_PROBLEM DETAILS:_
Your task is to print the material below exactly as presented.

····················

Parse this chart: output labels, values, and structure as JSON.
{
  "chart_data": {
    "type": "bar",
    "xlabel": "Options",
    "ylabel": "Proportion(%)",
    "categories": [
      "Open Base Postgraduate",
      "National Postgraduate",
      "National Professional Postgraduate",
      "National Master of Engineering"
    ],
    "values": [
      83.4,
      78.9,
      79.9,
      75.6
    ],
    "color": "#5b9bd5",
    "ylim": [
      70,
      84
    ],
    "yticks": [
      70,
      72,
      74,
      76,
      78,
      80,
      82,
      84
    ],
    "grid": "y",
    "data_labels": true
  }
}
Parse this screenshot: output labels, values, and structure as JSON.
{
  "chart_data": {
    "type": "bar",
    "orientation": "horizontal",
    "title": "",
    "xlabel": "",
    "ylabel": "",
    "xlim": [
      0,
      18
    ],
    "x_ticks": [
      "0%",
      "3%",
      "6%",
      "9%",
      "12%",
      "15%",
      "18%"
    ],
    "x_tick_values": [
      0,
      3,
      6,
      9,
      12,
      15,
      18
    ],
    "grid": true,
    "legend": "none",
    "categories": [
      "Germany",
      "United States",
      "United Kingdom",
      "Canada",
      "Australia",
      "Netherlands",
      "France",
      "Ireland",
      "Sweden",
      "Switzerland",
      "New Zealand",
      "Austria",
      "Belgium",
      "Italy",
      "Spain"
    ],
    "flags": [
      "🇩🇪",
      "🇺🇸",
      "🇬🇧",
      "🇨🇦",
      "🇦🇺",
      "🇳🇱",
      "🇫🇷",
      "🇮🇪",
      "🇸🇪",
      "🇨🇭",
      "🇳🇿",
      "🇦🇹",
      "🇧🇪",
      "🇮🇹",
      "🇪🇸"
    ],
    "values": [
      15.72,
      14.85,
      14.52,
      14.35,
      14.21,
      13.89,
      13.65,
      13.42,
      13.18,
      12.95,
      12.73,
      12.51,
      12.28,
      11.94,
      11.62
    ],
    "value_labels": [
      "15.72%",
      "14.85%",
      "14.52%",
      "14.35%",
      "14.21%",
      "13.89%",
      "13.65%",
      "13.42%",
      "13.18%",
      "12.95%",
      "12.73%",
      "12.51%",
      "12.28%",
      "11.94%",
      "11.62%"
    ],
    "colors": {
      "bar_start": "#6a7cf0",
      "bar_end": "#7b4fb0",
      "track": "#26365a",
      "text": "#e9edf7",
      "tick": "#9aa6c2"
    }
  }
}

····················

_COMPLETE ANSWER:_
Parse this chart: output labels, values, and structure as JSON.
{
  "chart_data": {
    "type": "bar",
    "xlabel": "Options",
    "ylabel": "Proportion(%)",
    "categories": [
      "Open Base Postgraduate",
      "National Postgraduate",
      "National Professional Postgraduate",
      "National Master of Engineering"
    ],
    "values": [
      83.4,
      78.9,
      79.9,
      75.6
    ],
    "color": "#5b9bd5",
    "ylim": [
      70,
      84
    ],
    "yticks": [
      70,
      72,
      74,
      76,
      78,
      80,
      82,
      84
    ],
    "grid": "y",
    "data_labels": true
  }
}
Parse this screenshot: output labels, values, and structure as JSON.
{
  "chart_data": {
    "type": "bar",
    "orientation": "horizontal",
    "title": "",
    "xlabel": "",
    "ylabel": "",
    "xlim": [
      0,
      18
    ],
    "x_ticks": [
      "0%",
      "3%",
      "6%",
      "9%",
      "12%",
      "15%",
      "18%"
    ],
    "x_tick_values": [
      0,
      3,
      6,
      9,
      12,
      15,
      18
    ],
    "grid": true,
    "legend": "none",
    "categories": [
      "Germany",
      "United States",
      "United Kingdom",
      "Canada",
      "Australia",
      "Netherlands",
      "France",
      "Ireland",
      "Sweden",
      "Switzerland",
      "New Zealand",
      "Austria",
      "Belgium",
      "Italy",
      "Spain"
    ],
    "flags": [
      "🇩🇪",
      "🇺🇸",
      "🇬🇧",
      "🇨🇦",
      "🇦🇺",
      "🇳🇱",
      "🇫🇷",
      "🇮🇪",
      "🇸🇪",
      "🇨🇭",
      "🇳🇿",
      "🇦🇹",
      "🇧🇪",
      "🇮🇹",
      "🇪🇸"
    ],
    "values": [
      15.72,
      14.85,
      14.52,
      14.35,
      14.21,
      13.89,
      13.65,
      13.42,
      13.18,
      12.95,
      12.73,
      12.51,
      12.28,
      11.94,
      11.62
    ],
    "value_labels": [
      "15.72%",
      "14.85%",
      "14.52%",
      "14.35%",
      "14.21%",
      "13.89%",
      "13.65%",
      "13.42%",
      "13.18%",
      "12.95%",
      "12.73%",
      "12.51%",
      "12.28%",
      "11.94%",
      "11.62%"
    ],
    "colors": {
      "bar_start": "#6a7cf0",
      "bar_end": "#7b4fb0",
      "track": "#26365a",
      "text": "#e9edf7",
      "tick": "#9aa6c2"
    }
  }
}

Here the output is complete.